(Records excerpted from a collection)
--------------------

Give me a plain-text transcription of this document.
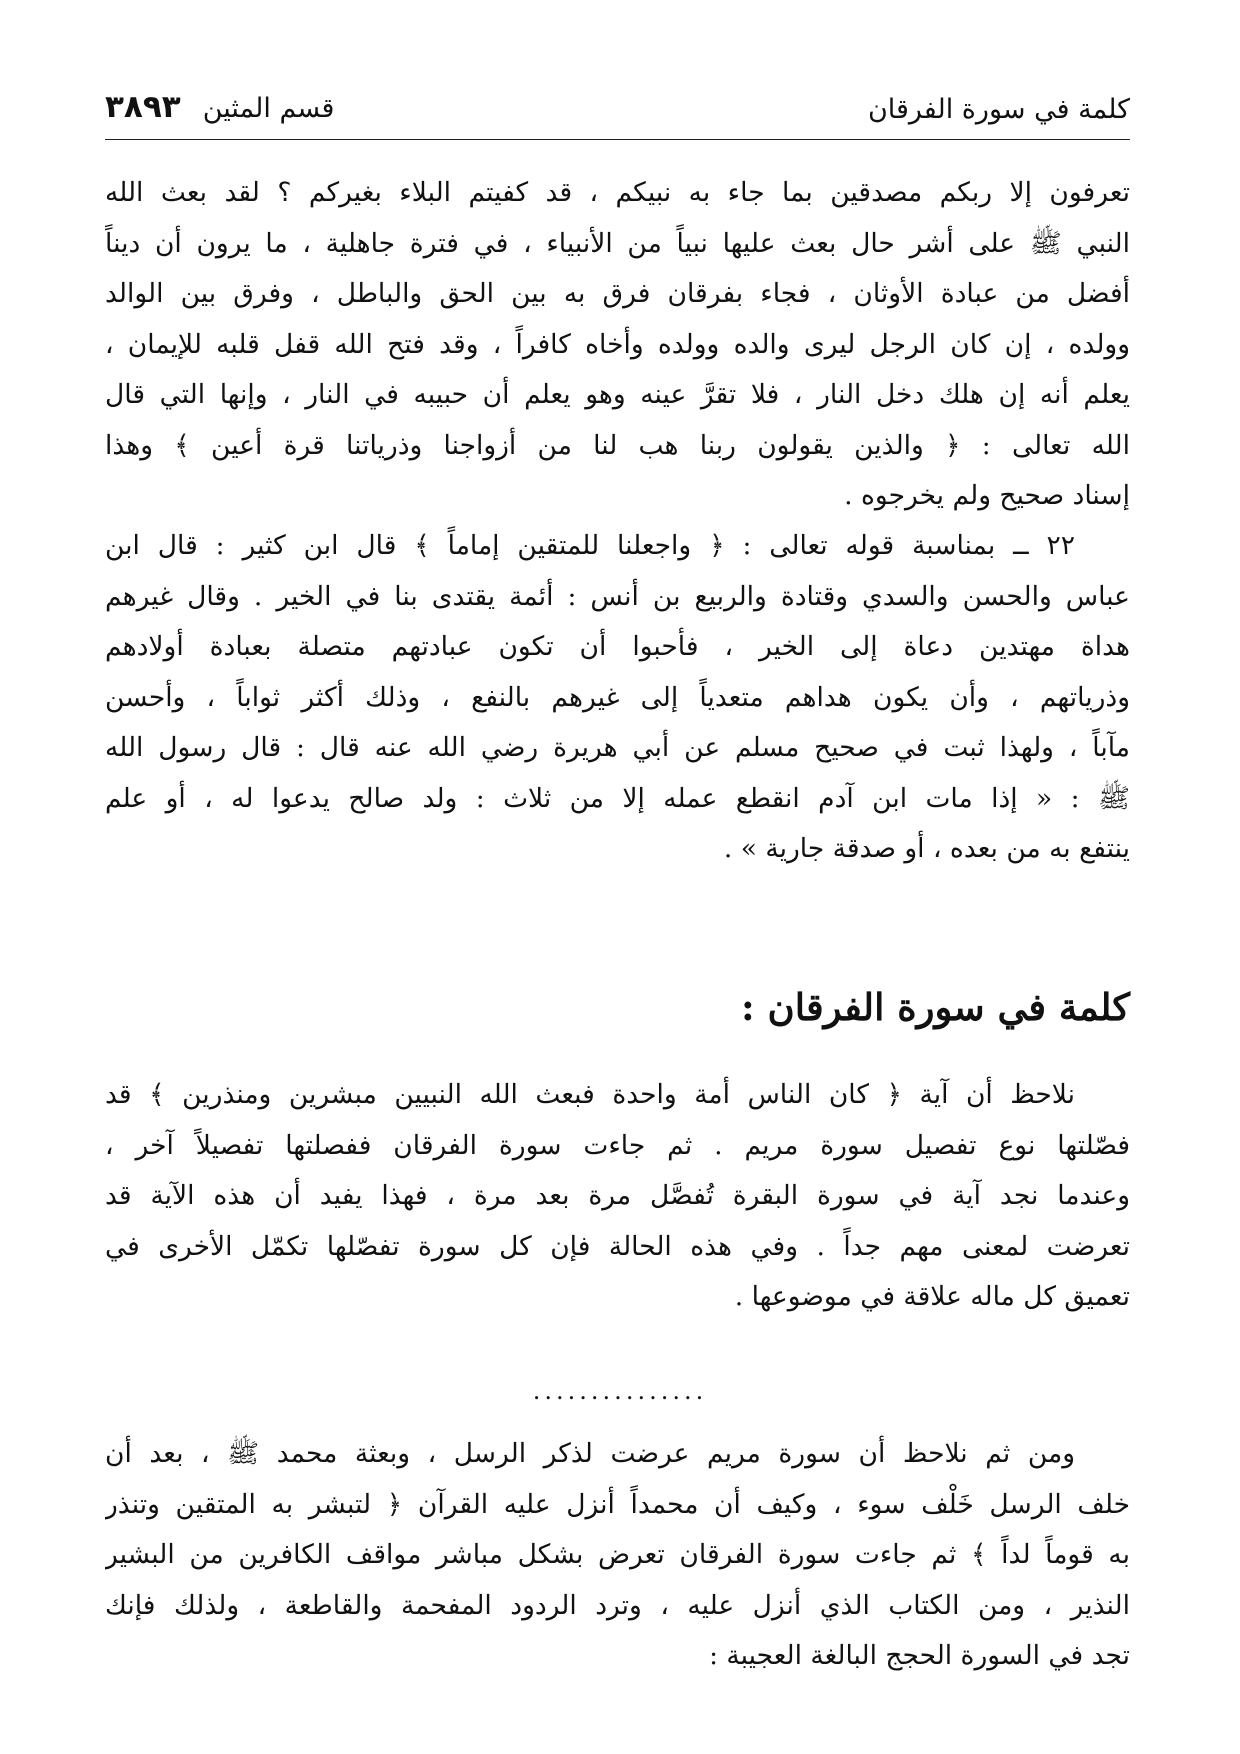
كلمة في سورة الفرقان
قسم المثين
٣٨٩٣
تعرفون إلا ربكم مصدقين بما جاء به نبيكم ، قد كفيتم البلاء بغيركم ؟ لقد بعث الله
النبي ﷺ على أشر حال بعث عليها نبياً من الأنبياء ، في فترة جاهلية ، ما يرون أن ديناً
أفضل من عبادة الأوثان ، فجاء بفرقان فرق به بين الحق والباطل ، وفرق بين الوالد
وولده ، إن كان الرجل ليرى والده وولده وأخاه كافراً ، وقد فتح الله قفل قلبه للإيمان ،
يعلم أنه إن هلك دخل النار ، فلا تقرَّ عينه وهو يعلم أن حبيبه في النار ، وإنها التي قال
الله تعالى : ﴿ والذين يقولون ربنا هب لنا من أزواجنا وذرياتنا قرة أعين ﴾ وهذا
إسناد صحيح ولم يخرجوه .
٢٢ ــ بمناسبة قوله تعالى : ﴿ واجعلنا للمتقين إماماً ﴾ قال ابن كثير : قال ابن
عباس والحسن والسدي وقتادة والربيع بن أنس : أئمة يقتدى بنا في الخير . وقال غيرهم
هداة مهتدين دعاة إلى الخير ، فأحبوا أن تكون عبادتهم متصلة بعبادة أولادهم
وذرياتهم ، وأن يكون هداهم متعدياً إلى غيرهم بالنفع ، وذلك أكثر ثواباً ، وأحسن
مآباً ، ولهذا ثبت في صحيح مسلم عن أبي هريرة رضي الله عنه قال : قال رسول الله
ﷺ : « إذا مات ابن آدم انقطع عمله إلا من ثلاث : ولد صالح يدعوا له ، أو علم
ينتفع به من بعده ، أو صدقة جارية » .
كلمة في سورة الفرقان :
نلاحظ أن آية ﴿ كان الناس أمة واحدة فبعث الله النبيين مبشرين ومنذرين ﴾ قد
فصّلتها نوع تفصيل سورة مريم . ثم جاءت سورة الفرقان ففصلتها تفصيلاً آخر ،
وعندما نجد آية في سورة البقرة تُفصَّل مرة بعد مرة ، فهذا يفيد أن هذه الآية قد
تعرضت لمعنى مهم جداً . وفي هذه الحالة فإن كل سورة تفصّلها تكمّل الأخرى في
تعميق كل ماله علاقة في موضوعها .
...............
ومن ثم نلاحظ أن سورة مريم عرضت لذكر الرسل ، وبعثة محمد ﷺ ، بعد أن
خلف الرسل خَلْف سوء ، وكيف أن محمداً أنزل عليه القرآن ﴿ لتبشر به المتقين وتنذر
به قوماً لداً ﴾ ثم جاءت سورة الفرقان تعرض بشكل مباشر مواقف الكافرين من البشير
النذير ، ومن الكتاب الذي أنزل عليه ، وترد الردود المفحمة والقاطعة ، ولذلك فإنك
تجد في السورة الحجج البالغة العجيبة :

--------------------

• _TASK STATEMENT_
Looking at the data above, how many lines hold the word "تعالى"? Respond with the number alone.

• _RESPONSE TO THE TASK_
2